* Goal:
Extract the data from the start through the line containing "candle-body — [215, 497, 218, 499]", inclusive of both ends, and reproduce those lines exactly.

+++ Given entries +++

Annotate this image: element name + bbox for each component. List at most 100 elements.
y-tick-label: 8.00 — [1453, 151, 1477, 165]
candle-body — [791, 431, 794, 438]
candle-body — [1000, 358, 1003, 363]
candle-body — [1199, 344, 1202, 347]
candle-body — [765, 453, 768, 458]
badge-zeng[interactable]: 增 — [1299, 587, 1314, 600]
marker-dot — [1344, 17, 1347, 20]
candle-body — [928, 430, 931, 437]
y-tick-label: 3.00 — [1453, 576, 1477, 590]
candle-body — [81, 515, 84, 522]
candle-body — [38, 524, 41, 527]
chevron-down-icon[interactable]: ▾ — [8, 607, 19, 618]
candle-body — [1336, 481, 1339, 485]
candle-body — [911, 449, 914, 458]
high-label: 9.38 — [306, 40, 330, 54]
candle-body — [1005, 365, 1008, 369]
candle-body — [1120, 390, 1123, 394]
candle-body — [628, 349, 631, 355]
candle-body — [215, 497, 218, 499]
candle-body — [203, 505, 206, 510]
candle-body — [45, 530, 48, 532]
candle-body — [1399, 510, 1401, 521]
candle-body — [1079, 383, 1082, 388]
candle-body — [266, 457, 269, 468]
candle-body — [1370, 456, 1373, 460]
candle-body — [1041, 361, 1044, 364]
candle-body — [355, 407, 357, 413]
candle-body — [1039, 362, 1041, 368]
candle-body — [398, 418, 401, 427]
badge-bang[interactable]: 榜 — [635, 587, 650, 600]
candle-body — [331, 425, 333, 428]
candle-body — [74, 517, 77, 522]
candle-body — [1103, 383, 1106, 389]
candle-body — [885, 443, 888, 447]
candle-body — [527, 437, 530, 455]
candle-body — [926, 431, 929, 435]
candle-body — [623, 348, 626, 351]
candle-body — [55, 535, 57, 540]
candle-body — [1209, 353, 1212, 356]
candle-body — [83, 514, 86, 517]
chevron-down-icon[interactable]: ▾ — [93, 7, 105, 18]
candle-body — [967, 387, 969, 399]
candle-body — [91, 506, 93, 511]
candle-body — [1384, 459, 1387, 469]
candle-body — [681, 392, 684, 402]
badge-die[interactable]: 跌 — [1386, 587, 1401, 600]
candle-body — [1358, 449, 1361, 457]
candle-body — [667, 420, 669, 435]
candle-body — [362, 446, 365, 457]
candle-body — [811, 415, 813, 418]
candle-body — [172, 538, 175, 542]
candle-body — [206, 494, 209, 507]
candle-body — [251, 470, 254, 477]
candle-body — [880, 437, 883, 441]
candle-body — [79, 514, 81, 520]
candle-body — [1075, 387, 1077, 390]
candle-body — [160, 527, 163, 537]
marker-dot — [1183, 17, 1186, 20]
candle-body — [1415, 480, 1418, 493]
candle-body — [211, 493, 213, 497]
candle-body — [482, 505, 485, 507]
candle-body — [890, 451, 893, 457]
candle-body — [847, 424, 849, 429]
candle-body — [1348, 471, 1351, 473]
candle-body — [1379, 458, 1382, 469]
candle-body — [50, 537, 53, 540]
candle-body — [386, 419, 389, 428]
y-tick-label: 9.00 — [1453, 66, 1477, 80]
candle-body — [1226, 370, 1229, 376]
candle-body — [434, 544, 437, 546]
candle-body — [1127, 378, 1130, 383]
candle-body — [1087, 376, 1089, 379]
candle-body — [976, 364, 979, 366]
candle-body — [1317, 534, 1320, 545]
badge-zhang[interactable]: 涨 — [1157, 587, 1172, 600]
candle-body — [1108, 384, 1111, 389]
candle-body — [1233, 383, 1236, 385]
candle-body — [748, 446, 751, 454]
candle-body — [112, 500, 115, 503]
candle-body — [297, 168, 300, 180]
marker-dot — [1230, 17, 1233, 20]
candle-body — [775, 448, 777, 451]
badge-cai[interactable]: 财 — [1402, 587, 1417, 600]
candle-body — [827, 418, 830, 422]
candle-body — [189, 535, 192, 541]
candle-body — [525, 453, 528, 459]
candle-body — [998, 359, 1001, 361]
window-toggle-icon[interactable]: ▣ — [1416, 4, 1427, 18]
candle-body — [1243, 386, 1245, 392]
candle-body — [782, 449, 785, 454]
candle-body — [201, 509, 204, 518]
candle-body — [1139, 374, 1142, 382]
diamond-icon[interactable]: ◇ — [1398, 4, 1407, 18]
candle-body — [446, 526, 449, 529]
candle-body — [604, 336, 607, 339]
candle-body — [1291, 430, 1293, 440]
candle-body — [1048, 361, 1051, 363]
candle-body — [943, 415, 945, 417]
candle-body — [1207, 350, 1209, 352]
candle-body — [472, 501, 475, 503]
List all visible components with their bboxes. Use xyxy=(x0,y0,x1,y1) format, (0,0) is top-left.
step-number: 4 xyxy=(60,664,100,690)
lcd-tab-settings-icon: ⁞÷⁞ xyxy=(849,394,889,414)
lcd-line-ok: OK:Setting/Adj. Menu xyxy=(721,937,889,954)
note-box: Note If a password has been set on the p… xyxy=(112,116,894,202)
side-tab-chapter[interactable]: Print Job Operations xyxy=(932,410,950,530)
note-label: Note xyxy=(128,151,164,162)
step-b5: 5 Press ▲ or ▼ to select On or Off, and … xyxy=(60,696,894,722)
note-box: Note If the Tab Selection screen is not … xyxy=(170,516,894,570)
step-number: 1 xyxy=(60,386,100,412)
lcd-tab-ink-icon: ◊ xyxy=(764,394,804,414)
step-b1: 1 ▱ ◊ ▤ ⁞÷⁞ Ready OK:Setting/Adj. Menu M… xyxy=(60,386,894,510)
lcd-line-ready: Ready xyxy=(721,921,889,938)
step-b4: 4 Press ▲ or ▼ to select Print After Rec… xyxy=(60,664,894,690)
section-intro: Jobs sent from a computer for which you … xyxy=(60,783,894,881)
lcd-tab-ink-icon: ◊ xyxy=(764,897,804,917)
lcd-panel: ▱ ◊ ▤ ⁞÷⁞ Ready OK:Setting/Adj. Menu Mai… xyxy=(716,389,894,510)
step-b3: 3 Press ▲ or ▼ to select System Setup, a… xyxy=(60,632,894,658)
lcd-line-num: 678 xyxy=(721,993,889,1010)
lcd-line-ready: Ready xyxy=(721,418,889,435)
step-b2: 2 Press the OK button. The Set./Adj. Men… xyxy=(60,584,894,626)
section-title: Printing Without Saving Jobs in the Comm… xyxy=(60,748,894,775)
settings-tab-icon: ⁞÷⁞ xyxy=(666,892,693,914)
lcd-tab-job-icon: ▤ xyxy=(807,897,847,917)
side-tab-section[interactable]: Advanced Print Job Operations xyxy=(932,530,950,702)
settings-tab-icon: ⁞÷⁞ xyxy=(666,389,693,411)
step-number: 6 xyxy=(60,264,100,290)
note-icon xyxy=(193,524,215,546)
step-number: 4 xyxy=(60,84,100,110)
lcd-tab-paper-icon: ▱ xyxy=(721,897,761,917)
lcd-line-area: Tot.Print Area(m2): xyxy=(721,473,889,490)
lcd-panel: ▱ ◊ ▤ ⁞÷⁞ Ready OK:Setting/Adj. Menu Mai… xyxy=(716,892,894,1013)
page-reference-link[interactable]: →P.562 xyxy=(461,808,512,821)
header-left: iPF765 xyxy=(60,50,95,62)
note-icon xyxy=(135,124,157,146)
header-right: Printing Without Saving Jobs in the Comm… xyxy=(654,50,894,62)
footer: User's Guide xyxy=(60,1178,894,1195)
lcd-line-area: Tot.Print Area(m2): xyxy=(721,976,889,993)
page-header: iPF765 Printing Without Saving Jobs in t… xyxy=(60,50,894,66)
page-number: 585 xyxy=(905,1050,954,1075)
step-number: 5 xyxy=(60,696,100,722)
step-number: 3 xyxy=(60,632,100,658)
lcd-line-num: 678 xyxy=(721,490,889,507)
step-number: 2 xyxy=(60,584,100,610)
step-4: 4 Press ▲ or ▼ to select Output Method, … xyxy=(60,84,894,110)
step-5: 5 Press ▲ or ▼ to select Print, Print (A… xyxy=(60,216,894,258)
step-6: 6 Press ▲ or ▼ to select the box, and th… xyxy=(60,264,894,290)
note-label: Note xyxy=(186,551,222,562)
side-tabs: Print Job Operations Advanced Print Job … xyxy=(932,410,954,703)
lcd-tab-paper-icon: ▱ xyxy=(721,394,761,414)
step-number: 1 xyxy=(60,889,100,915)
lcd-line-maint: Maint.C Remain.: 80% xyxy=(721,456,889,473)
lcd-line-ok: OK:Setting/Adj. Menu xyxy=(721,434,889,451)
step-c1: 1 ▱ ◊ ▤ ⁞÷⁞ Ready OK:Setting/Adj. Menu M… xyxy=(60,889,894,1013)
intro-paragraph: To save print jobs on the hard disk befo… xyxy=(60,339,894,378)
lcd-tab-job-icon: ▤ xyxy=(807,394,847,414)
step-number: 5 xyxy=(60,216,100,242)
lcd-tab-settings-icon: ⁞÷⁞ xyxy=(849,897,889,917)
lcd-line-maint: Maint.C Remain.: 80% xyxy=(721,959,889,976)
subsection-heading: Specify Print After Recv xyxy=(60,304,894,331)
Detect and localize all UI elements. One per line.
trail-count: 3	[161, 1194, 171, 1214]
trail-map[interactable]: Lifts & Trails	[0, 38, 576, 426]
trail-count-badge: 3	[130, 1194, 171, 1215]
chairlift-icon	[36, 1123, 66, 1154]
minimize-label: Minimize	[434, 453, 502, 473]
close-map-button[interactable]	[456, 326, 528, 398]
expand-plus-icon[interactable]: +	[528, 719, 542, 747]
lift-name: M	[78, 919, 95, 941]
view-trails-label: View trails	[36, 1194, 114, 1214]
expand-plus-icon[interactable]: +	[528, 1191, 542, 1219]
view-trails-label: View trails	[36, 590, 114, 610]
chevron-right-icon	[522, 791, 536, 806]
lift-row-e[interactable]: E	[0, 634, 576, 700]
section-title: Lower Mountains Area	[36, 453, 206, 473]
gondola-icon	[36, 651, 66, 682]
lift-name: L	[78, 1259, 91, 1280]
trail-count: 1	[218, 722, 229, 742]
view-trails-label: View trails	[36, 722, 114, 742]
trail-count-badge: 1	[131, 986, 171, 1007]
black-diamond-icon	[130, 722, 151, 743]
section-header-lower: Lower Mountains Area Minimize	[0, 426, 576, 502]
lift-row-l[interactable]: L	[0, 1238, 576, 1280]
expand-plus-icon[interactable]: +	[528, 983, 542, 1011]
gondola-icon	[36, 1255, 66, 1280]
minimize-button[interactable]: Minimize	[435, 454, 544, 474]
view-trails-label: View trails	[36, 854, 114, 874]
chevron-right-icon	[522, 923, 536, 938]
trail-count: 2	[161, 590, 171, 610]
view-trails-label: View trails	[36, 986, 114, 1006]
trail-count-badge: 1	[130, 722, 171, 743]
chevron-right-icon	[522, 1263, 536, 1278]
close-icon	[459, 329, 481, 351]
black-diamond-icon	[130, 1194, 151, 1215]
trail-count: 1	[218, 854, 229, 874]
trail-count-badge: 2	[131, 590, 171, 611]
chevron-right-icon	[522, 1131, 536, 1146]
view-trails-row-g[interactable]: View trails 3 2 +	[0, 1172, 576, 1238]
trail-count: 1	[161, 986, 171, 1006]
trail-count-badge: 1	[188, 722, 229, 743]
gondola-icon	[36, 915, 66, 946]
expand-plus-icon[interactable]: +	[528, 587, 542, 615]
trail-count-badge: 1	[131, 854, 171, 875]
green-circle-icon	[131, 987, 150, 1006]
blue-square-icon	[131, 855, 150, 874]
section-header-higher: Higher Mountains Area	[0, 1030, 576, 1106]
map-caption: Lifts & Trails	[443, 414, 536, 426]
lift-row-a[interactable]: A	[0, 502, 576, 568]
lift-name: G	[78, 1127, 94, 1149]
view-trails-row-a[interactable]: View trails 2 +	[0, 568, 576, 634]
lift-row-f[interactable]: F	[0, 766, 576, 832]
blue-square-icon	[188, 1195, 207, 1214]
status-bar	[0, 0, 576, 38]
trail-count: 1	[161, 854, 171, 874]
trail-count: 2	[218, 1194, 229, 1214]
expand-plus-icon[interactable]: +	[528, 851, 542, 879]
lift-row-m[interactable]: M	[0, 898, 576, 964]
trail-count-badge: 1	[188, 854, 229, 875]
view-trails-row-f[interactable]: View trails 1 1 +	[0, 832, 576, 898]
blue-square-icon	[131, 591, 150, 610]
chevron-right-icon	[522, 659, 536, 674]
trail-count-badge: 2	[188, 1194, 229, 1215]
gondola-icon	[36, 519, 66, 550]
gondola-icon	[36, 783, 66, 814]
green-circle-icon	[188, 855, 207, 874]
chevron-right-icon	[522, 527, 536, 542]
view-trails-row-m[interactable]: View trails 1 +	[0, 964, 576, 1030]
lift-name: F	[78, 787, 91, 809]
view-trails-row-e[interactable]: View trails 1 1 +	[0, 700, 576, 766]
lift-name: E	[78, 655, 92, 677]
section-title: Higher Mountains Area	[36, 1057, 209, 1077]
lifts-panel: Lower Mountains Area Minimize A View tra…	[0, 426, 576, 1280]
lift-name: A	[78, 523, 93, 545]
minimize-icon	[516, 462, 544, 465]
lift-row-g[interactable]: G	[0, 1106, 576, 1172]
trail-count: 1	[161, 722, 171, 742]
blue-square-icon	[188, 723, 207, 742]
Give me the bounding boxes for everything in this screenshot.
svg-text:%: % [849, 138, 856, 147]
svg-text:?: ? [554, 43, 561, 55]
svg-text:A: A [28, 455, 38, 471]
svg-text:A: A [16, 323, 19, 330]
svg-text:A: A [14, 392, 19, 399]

+++

* Exercise solution:
Annotate this image: element name + bbox for each component. List at most 100 elements.
y-tick-label: 8.00 — [1453, 151, 1477, 165]
candle-body — [791, 431, 794, 438]
candle-body — [1000, 358, 1003, 363]
candle-body — [1199, 344, 1202, 347]
candle-body — [765, 453, 768, 458]
badge-zeng[interactable]: 增 — [1299, 587, 1314, 600]
marker-dot — [1344, 17, 1347, 20]
candle-body — [928, 430, 931, 437]
y-tick-label: 3.00 — [1453, 576, 1477, 590]
candle-body — [81, 515, 84, 522]
candle-body — [38, 524, 41, 527]
chevron-down-icon[interactable]: ▾ — [8, 607, 19, 618]
candle-body — [1336, 481, 1339, 485]
candle-body — [911, 449, 914, 458]
high-label: 9.38 — [306, 40, 330, 54]
candle-body — [1005, 365, 1008, 369]
candle-body — [1120, 390, 1123, 394]
candle-body — [628, 349, 631, 355]
candle-body — [215, 497, 218, 499]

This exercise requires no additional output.